==== Information given

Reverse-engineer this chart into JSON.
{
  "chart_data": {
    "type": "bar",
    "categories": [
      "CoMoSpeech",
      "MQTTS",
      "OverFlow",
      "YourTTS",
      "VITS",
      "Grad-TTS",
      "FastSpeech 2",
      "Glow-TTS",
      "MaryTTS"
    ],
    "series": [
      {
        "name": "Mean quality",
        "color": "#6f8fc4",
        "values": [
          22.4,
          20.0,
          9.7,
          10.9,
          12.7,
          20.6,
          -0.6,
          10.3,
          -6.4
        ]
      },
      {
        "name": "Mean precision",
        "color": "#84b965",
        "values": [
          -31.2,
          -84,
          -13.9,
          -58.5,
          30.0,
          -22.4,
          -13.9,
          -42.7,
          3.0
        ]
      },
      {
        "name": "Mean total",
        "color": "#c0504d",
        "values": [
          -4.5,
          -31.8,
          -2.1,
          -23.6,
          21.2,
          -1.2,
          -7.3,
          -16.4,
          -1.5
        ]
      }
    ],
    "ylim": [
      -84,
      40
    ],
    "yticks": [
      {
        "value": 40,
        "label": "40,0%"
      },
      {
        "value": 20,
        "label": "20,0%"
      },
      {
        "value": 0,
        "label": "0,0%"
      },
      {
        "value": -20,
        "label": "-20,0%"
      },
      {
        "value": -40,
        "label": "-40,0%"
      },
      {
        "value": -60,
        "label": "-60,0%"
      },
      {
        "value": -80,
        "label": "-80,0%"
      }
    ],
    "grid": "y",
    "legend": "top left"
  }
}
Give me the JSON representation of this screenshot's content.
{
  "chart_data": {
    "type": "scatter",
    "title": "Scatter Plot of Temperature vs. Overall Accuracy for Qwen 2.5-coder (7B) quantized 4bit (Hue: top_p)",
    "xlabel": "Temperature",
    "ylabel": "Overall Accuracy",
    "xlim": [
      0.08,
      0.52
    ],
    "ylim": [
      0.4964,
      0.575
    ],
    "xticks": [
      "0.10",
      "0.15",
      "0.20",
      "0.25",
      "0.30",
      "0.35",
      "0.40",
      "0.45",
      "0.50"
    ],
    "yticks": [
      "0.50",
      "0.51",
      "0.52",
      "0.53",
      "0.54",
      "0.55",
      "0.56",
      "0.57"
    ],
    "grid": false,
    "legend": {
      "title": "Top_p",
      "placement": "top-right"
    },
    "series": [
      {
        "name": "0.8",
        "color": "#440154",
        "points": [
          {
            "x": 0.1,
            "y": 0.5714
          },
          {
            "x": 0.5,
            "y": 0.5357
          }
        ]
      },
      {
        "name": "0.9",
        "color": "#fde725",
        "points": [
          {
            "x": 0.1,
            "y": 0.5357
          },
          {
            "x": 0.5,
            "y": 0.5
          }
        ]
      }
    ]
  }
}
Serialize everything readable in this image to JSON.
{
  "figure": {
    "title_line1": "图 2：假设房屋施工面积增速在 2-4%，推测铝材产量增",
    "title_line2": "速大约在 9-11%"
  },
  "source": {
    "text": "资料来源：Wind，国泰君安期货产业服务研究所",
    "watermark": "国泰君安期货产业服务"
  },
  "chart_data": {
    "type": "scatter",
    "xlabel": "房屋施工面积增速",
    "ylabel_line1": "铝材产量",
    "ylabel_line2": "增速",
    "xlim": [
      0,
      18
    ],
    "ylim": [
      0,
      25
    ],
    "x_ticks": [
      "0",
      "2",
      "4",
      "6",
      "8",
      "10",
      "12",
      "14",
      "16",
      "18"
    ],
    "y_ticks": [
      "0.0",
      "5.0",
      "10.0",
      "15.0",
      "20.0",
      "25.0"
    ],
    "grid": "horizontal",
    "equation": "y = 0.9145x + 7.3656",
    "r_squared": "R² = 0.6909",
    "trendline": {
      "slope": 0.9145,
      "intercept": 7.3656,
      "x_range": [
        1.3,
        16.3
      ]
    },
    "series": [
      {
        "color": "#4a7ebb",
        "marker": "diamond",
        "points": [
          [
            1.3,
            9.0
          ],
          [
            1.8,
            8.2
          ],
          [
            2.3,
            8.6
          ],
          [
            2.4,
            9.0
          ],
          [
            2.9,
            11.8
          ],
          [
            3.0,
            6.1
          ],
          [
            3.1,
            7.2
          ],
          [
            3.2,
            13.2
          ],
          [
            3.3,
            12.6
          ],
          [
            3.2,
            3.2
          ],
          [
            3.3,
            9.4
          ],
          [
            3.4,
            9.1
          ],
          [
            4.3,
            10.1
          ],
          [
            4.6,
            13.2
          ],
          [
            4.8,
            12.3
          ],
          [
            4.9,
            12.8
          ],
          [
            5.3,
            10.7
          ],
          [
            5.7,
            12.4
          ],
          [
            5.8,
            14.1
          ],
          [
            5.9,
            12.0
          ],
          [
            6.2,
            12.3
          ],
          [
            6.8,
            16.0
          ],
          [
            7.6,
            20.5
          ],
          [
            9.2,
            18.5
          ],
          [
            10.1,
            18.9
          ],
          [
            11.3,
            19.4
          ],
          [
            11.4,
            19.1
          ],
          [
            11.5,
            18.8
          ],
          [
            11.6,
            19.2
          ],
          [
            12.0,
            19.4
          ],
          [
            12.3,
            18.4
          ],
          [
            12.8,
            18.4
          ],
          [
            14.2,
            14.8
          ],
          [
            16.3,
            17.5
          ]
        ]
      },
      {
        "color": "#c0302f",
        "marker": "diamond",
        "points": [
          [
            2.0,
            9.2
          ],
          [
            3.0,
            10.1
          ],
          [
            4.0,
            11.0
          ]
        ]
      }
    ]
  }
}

========

The request = Pull every line containing "Temperature" from the material above.

Solution below =
    "title": "Scatter Plot of Temperature vs. Overall Accuracy for Qwen 2.5-coder (7B) quantized 4bit (Hue: top_p)",
    "xlabel": "Temperature",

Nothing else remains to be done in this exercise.